▶ **TASK REQUIREMENTS**
From the listing below, tally the lines that include "παρακολούθησης". Return only the total.

▶ **EXTRACTED RECORDS**
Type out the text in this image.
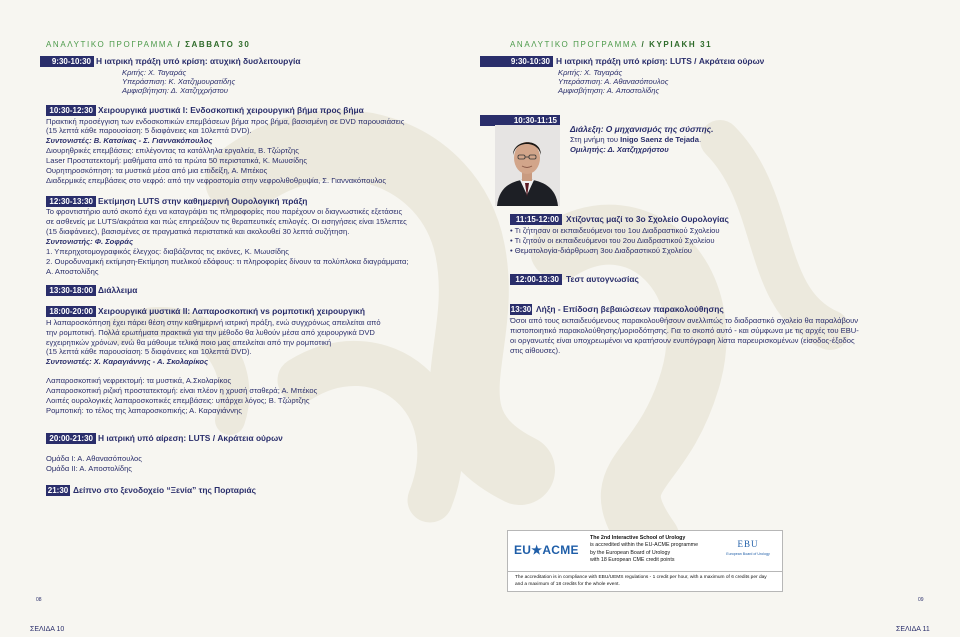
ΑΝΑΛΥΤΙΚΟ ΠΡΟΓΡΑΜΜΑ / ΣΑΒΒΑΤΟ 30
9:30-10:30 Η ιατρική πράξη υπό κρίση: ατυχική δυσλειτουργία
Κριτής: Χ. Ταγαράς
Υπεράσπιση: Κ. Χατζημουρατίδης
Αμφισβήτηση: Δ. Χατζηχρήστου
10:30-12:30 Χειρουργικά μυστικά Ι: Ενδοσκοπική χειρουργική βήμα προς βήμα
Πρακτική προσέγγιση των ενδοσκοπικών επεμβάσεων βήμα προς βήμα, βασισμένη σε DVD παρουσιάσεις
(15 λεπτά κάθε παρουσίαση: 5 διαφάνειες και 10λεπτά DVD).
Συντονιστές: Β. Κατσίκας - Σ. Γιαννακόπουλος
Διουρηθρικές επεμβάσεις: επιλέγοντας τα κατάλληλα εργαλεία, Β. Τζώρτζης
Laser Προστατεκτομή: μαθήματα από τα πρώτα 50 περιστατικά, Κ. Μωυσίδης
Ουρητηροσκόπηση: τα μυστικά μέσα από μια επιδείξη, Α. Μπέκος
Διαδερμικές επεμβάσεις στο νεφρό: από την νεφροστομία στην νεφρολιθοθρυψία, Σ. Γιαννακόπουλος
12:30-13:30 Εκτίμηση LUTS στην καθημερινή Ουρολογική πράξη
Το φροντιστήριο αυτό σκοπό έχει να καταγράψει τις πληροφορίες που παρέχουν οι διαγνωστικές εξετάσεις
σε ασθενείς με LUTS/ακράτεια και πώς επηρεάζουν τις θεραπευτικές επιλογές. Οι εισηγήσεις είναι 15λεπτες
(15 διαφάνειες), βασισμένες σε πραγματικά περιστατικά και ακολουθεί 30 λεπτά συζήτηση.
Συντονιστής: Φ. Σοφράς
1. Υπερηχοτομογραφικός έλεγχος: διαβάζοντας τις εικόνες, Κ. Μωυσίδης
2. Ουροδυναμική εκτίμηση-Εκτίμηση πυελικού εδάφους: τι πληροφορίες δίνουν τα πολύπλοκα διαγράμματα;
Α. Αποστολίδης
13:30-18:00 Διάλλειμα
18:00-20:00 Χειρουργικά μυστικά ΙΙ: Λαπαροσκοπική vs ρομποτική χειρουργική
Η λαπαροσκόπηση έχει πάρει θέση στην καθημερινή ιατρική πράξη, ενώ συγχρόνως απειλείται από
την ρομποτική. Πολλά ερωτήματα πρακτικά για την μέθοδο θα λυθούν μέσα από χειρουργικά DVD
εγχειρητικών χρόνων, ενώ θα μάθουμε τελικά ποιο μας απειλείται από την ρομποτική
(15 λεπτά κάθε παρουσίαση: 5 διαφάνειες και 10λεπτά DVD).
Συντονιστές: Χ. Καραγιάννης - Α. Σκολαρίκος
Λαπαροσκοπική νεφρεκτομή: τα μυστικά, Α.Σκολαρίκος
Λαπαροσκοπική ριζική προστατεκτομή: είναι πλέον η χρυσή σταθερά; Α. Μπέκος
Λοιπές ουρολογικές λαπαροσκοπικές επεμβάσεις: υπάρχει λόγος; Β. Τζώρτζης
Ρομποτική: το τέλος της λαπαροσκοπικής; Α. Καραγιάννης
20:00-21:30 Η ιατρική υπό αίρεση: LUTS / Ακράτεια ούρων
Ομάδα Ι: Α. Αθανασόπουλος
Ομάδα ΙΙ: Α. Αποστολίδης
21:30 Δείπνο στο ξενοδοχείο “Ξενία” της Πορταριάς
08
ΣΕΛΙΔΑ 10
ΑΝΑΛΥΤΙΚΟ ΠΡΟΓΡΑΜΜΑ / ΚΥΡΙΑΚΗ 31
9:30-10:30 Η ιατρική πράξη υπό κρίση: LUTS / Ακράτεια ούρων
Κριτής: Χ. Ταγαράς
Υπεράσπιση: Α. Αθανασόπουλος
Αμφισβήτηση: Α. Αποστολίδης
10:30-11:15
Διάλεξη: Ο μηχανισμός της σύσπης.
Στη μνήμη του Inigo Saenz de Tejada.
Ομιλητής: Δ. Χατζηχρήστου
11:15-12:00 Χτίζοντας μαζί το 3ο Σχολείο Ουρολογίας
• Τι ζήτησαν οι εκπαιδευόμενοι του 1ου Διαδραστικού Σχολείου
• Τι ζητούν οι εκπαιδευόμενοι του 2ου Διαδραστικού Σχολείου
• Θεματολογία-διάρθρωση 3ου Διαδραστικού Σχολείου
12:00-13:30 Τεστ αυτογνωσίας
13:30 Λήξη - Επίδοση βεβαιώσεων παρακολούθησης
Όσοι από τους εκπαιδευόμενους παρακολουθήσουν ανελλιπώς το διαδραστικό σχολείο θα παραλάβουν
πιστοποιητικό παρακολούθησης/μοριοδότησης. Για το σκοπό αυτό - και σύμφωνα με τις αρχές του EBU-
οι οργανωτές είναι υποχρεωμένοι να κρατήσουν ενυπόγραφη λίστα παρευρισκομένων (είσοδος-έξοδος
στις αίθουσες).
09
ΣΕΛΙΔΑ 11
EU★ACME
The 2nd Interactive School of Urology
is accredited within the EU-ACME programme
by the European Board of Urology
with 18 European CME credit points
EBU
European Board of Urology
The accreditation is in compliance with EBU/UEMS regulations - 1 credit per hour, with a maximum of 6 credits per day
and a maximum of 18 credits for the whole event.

--

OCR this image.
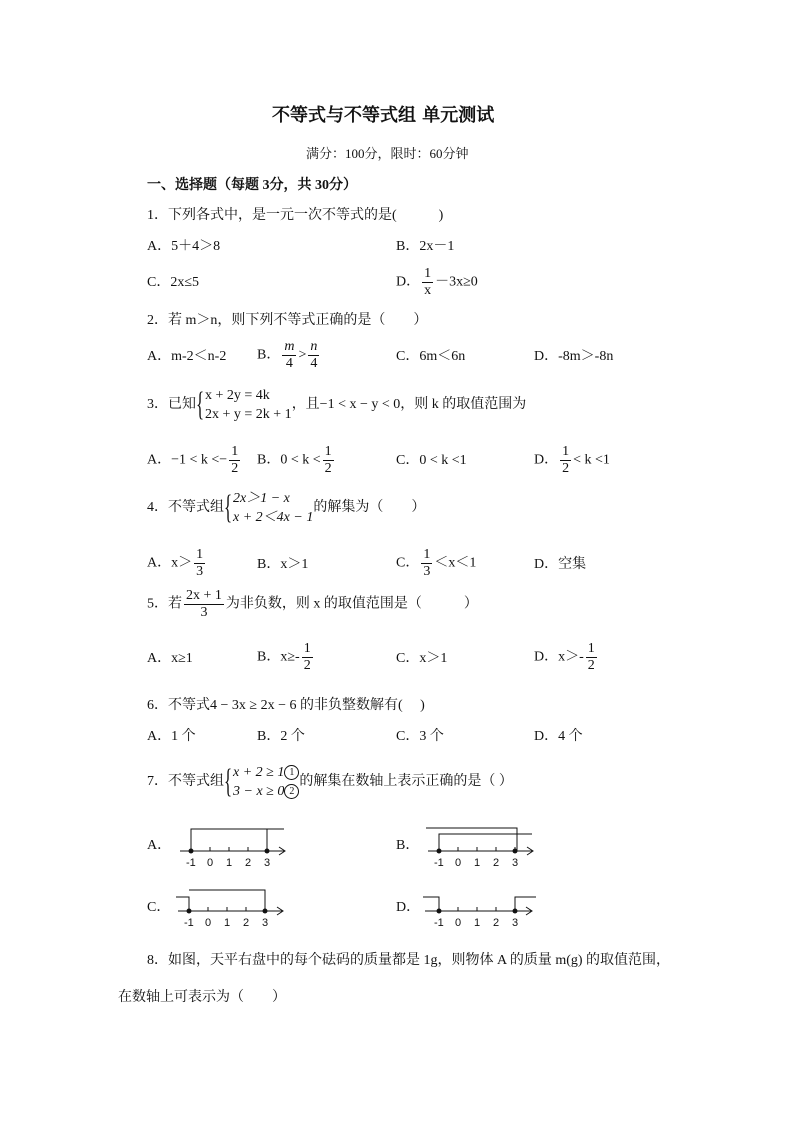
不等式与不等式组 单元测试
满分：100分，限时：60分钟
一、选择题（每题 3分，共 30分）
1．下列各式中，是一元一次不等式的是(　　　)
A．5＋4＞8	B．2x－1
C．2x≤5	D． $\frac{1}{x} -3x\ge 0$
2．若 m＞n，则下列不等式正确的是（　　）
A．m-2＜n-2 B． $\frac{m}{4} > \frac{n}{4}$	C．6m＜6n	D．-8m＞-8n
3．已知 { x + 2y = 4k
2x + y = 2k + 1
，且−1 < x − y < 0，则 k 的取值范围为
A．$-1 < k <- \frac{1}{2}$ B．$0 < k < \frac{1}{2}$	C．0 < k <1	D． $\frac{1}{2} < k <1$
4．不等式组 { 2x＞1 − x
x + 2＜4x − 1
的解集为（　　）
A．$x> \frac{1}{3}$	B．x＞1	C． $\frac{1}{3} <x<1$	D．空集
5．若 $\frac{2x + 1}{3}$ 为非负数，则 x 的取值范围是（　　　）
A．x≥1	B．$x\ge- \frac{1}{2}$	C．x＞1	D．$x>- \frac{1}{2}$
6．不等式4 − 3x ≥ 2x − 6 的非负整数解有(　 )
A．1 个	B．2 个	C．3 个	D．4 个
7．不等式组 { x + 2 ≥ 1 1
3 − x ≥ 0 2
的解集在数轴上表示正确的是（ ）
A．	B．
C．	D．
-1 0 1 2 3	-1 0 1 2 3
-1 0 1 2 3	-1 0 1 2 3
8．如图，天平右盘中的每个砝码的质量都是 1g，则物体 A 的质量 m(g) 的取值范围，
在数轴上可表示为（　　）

==

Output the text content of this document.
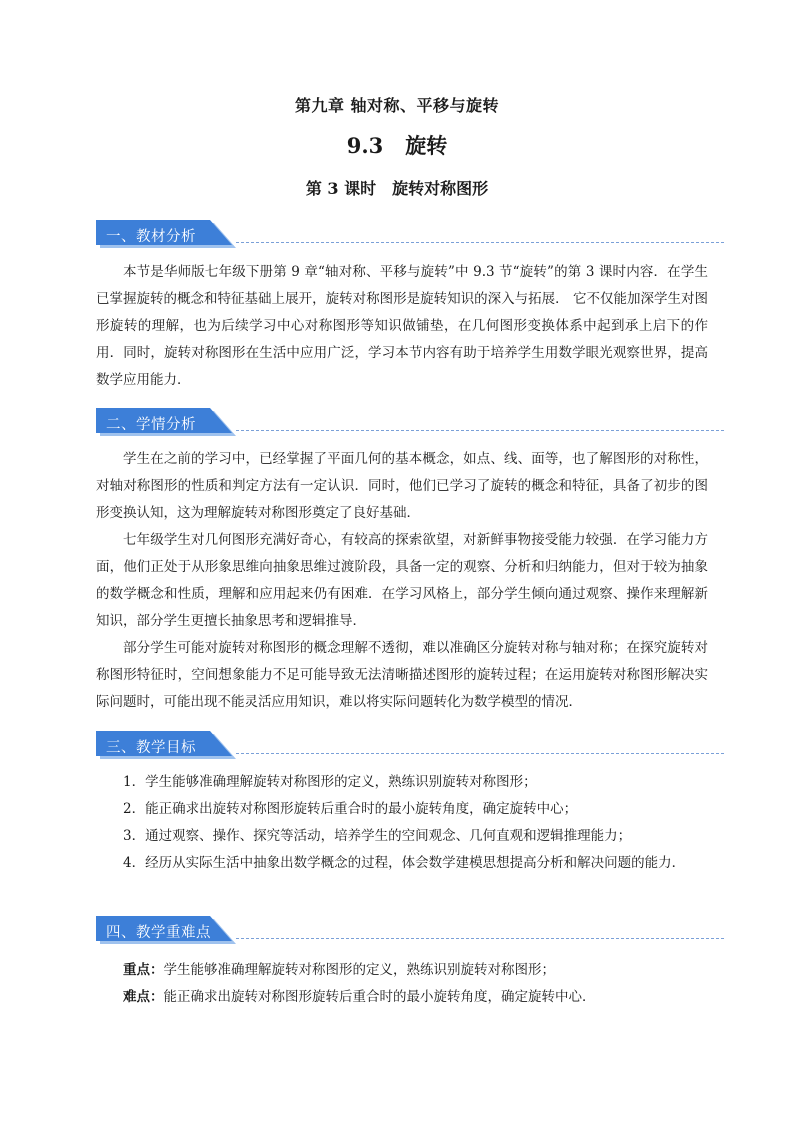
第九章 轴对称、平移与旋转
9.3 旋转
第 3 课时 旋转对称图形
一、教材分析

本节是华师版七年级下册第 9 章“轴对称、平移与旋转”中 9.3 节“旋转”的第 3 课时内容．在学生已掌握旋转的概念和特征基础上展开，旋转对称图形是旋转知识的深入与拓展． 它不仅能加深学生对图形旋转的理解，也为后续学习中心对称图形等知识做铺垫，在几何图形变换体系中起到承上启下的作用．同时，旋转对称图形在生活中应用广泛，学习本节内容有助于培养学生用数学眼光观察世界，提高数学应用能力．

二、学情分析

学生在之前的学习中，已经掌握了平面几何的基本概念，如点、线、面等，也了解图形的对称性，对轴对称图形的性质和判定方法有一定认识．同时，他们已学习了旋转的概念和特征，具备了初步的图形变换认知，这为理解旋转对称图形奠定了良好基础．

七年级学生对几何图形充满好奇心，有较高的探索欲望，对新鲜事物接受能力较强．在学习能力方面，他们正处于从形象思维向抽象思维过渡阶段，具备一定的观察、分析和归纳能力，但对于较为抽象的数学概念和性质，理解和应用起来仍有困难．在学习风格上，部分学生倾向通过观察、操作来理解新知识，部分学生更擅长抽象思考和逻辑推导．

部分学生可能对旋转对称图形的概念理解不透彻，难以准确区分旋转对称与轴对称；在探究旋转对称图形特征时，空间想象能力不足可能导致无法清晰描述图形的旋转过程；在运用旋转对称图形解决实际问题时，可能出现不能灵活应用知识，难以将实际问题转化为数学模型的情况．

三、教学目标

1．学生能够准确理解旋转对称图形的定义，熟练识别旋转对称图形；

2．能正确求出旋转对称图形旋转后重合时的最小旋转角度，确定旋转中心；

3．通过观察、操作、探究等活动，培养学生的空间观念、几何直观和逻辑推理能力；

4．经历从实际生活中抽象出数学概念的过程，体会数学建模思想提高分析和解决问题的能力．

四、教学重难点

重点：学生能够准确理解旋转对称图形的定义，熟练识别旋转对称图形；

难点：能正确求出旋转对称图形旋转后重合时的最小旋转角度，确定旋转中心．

▶ **TASK RESPONSE**
2